* Goal of the exercise *
Copy each line that holds "subtitle".

* Available records *
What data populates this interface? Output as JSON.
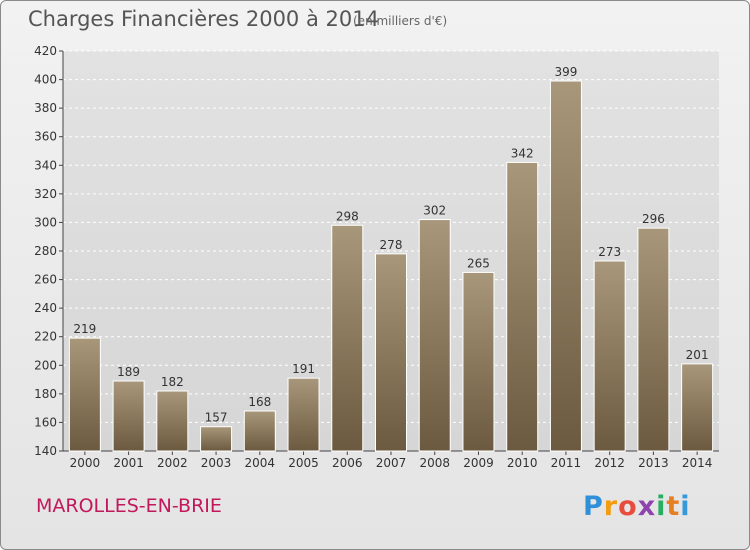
{
  "header": {
    "title": "Charges Financières 2000 à 2014",
    "subtitle": "(en milliers d'€)"
  },
  "footer": {
    "commune": "MAROLLES-EN-BRIE",
    "brand_letters": [
      "P",
      "r",
      "o",
      "x",
      "i",
      "t",
      "i"
    ],
    "brand_colors": [
      "#2f8fd8",
      "#f39c12",
      "#e74c3c",
      "#8e44ad",
      "#27ae60",
      "#e67e22",
      "#3498db"
    ]
  },
  "chart_data": {
    "type": "bar",
    "title": "Charges Financières 2000 à 2014",
    "subtitle": "(en milliers d'€)",
    "categories": [
      "2000",
      "2001",
      "2002",
      "2003",
      "2004",
      "2005",
      "2006",
      "2007",
      "2008",
      "2009",
      "2010",
      "2011",
      "2012",
      "2013",
      "2014"
    ],
    "values": [
      219,
      189,
      182,
      157,
      168,
      191,
      298,
      278,
      302,
      265,
      342,
      399,
      273,
      296,
      201
    ],
    "ylim": [
      140,
      420
    ],
    "yticks": [
      140,
      160,
      180,
      200,
      220,
      240,
      260,
      280,
      300,
      320,
      340,
      360,
      380,
      400,
      420
    ],
    "grid": true,
    "bar_color_top": "#a8977a",
    "bar_color_bottom": "#6b5a3f"
  }
}
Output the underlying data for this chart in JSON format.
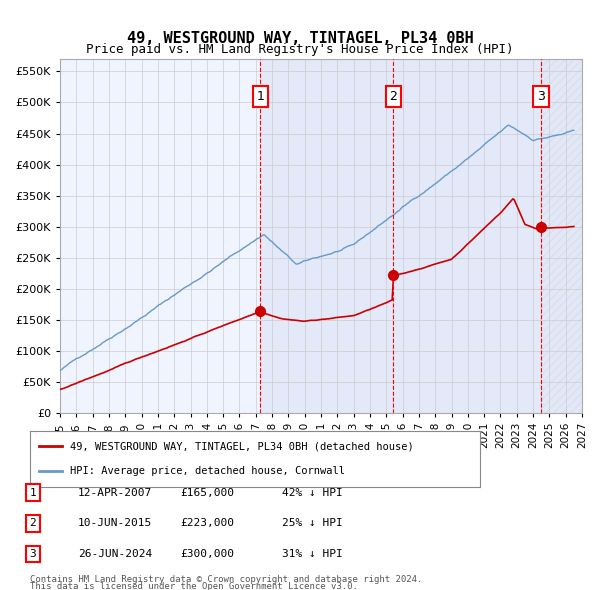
{
  "title": "49, WESTGROUND WAY, TINTAGEL, PL34 0BH",
  "subtitle": "Price paid vs. HM Land Registry's House Price Index (HPI)",
  "red_label": "49, WESTGROUND WAY, TINTAGEL, PL34 0BH (detached house)",
  "blue_label": "HPI: Average price, detached house, Cornwall",
  "footer1": "Contains HM Land Registry data © Crown copyright and database right 2024.",
  "footer2": "This data is licensed under the Open Government Licence v3.0.",
  "transactions": [
    {
      "num": 1,
      "date": "12-APR-2007",
      "price": 165000,
      "year": 2007.28,
      "hpi_pct": "42% ↓ HPI"
    },
    {
      "num": 2,
      "date": "10-JUN-2015",
      "price": 223000,
      "year": 2015.44,
      "hpi_pct": "25% ↓ HPI"
    },
    {
      "num": 3,
      "date": "26-JUN-2024",
      "price": 300000,
      "year": 2024.49,
      "hpi_pct": "31% ↓ HPI"
    }
  ],
  "xmin": 1995.0,
  "xmax": 2027.0,
  "ymin": 0,
  "ymax": 570000,
  "yticks": [
    0,
    50000,
    100000,
    150000,
    200000,
    250000,
    300000,
    350000,
    400000,
    450000,
    500000,
    550000
  ],
  "ytick_labels": [
    "£0",
    "£50K",
    "£100K",
    "£150K",
    "£200K",
    "£250K",
    "£300K",
    "£350K",
    "£400K",
    "£450K",
    "£500K",
    "£550K"
  ],
  "background_color": "#ffffff",
  "plot_bg_color": "#f0f4ff",
  "hatch_color": "#c0c8e0",
  "red_color": "#cc0000",
  "blue_color": "#6699cc",
  "shaded_start": 2007.28,
  "shaded_end": 2024.49
}
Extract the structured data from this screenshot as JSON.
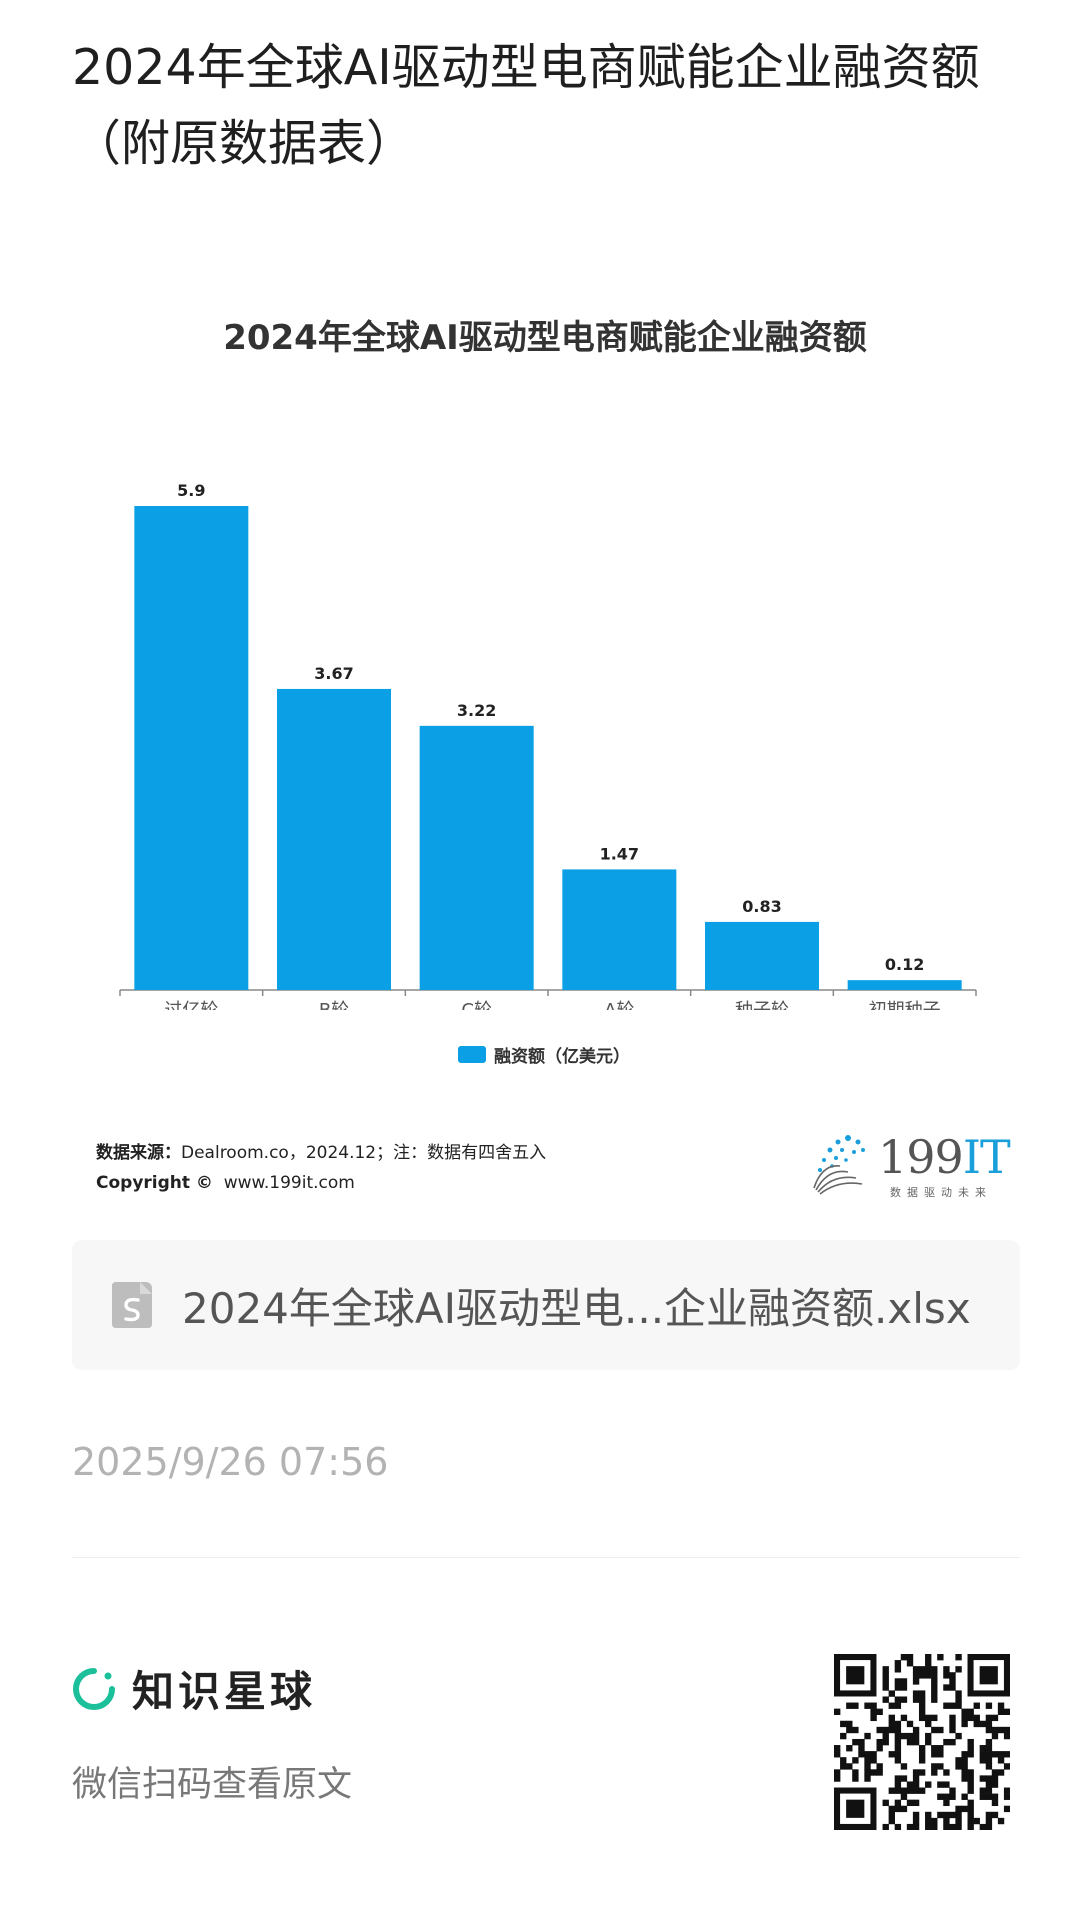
{
  "page": {
    "title": "2024年全球AI驱动型电商赋能企业融资额（附原数据表）"
  },
  "chart": {
    "title": "2024年全球AI驱动型电商赋能企业融资额",
    "legend_label": "融资额（亿美元）",
    "source_label": "数据来源：",
    "source_text": "Dealroom.co，2024.12；注：数据有四舍五入",
    "copyright_label": "Copyright ©",
    "copyright_text": "www.199it.com",
    "bar_color": "#0ba0e5"
  },
  "chart_data": {
    "type": "bar",
    "title": "2024年全球AI驱动型电商赋能企业融资额",
    "categories": [
      "过亿轮",
      "B轮",
      "C轮",
      "A轮",
      "种子轮",
      "初期种子"
    ],
    "series": [
      {
        "name": "融资额（亿美元）",
        "values": [
          5.9,
          3.67,
          3.22,
          1.47,
          0.83,
          0.12
        ]
      }
    ],
    "data_labels": [
      "5.9",
      "3.67",
      "3.22",
      "1.47",
      "0.83",
      "0.12"
    ],
    "ylim": [
      0,
      5.9
    ],
    "grid": false,
    "legend": "bottom"
  },
  "logo": {
    "number": "199",
    "suffix": "IT",
    "tagline": "数据驱动未来"
  },
  "file_card": {
    "icon": "spreadsheet-file-icon",
    "filename": "2024年全球AI驱动型电...企业融资额.xlsx"
  },
  "timestamp": "2025/9/26 07:56",
  "footer": {
    "brand_icon": "zhishi-xingqiu-ring-icon",
    "brand_name": "知识星球",
    "scan_text": "微信扫码查看原文",
    "qr_icon": "qr-code-icon"
  }
}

* Task solution *
    "subtitle": "(en milliers d'€)"
    "subtitle": "(en milliers d'€)",
  "subtitle": "Price paid vs. HM Land Registry's House Price Index (HPI)",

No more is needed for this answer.